▶ [Problem statement] Narrow the data below down to the lines containing "Roles".

▶ [Records supplied]
------------------------------
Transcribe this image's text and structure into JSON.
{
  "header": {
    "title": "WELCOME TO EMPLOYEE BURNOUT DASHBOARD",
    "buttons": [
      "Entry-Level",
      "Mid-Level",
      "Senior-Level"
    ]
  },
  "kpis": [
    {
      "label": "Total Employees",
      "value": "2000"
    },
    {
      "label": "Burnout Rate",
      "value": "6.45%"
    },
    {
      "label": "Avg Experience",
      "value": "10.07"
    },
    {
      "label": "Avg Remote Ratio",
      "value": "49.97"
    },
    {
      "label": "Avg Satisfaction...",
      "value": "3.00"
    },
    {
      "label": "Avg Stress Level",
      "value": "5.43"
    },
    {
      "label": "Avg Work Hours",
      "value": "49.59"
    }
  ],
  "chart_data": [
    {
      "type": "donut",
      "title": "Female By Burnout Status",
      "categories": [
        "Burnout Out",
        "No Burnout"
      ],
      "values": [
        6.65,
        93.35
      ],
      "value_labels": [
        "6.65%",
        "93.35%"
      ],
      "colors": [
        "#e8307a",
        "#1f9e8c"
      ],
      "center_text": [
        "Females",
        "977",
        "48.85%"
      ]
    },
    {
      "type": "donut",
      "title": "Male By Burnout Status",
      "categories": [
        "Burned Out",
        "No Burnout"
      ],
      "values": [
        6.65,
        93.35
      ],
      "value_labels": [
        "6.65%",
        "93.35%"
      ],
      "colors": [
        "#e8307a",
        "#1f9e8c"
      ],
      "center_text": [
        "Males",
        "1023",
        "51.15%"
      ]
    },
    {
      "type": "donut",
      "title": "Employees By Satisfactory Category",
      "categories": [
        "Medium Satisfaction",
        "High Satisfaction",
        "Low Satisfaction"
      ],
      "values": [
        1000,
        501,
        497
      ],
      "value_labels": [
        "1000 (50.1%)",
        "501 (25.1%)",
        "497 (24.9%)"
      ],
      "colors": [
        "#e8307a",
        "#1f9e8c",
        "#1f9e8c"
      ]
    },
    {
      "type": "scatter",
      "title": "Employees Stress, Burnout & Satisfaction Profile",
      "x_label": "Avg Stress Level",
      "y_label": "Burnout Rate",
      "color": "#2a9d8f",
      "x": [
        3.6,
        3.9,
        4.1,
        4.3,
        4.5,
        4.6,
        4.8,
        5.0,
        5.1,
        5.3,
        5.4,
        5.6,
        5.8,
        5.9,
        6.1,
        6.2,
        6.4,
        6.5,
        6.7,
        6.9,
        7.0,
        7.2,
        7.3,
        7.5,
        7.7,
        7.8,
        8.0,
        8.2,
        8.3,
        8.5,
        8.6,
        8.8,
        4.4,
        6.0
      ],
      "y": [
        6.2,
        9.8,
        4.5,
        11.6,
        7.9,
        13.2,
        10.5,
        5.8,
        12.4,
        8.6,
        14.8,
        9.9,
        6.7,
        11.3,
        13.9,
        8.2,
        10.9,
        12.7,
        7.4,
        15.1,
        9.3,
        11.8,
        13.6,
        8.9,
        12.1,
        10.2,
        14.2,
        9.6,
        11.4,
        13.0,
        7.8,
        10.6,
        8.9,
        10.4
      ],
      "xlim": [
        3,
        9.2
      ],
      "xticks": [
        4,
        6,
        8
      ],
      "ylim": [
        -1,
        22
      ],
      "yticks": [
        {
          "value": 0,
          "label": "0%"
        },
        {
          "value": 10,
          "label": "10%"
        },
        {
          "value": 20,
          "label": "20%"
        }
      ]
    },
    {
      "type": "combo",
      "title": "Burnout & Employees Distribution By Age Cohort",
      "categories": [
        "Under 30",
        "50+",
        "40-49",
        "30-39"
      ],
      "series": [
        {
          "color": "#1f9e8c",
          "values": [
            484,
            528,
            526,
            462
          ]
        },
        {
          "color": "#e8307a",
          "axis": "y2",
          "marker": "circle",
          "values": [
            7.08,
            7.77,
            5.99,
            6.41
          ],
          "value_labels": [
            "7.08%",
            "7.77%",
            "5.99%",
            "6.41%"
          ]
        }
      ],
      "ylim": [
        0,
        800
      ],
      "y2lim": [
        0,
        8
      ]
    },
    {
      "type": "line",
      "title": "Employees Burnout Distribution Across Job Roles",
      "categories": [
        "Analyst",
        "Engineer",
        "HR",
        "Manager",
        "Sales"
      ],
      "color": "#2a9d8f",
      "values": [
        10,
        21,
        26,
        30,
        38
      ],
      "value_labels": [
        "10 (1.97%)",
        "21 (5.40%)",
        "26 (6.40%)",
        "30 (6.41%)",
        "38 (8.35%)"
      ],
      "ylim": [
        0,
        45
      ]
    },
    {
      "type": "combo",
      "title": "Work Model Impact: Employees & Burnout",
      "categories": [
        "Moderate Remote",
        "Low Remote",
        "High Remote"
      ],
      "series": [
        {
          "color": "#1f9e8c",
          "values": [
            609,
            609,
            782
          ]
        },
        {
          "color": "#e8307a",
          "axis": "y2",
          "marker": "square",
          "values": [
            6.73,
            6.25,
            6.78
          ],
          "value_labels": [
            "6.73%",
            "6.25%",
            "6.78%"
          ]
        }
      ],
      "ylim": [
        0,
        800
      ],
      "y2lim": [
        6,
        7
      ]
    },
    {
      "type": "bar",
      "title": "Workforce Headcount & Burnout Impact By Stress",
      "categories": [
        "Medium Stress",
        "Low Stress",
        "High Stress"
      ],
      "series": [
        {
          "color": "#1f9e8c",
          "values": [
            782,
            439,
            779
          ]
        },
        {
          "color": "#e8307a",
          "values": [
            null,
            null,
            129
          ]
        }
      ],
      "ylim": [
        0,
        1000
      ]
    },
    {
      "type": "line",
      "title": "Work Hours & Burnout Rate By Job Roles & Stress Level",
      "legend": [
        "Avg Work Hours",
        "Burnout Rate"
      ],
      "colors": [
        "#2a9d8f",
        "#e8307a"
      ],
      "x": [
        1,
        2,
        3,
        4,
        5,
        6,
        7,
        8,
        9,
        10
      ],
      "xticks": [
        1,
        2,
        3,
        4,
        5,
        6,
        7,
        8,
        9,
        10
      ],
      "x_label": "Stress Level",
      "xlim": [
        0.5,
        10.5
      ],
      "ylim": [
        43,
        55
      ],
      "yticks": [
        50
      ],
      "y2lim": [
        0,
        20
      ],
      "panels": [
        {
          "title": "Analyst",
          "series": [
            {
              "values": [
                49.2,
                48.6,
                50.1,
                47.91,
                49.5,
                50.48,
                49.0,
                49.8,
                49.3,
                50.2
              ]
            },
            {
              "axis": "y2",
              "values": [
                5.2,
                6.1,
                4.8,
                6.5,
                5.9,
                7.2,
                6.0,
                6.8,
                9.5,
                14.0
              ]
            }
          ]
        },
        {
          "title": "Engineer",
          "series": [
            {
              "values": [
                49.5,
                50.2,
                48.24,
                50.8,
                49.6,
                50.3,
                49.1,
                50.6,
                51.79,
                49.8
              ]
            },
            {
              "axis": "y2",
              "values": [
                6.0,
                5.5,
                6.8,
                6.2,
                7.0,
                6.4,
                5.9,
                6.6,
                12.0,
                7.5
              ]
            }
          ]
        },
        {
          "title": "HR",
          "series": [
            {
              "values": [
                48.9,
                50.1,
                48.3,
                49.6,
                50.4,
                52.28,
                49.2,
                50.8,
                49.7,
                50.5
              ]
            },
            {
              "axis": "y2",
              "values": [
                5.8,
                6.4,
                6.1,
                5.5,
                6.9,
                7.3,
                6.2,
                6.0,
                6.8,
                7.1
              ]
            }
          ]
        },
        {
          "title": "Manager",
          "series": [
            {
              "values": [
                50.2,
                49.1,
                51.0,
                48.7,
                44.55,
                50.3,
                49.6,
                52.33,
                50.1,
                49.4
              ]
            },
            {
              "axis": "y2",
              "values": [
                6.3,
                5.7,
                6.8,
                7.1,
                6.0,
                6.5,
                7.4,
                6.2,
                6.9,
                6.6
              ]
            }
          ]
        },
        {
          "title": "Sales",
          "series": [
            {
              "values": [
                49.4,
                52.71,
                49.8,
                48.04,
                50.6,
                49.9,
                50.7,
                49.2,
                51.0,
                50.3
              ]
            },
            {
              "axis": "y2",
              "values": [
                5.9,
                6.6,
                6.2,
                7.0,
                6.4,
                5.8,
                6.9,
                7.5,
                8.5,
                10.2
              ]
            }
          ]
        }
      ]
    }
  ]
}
------------------------------
▶ [Exercise result]
      "title": "Employees Burnout Distribution Across Job Roles",
      "title": "Work Hours & Burnout Rate By Job Roles & Stress Level",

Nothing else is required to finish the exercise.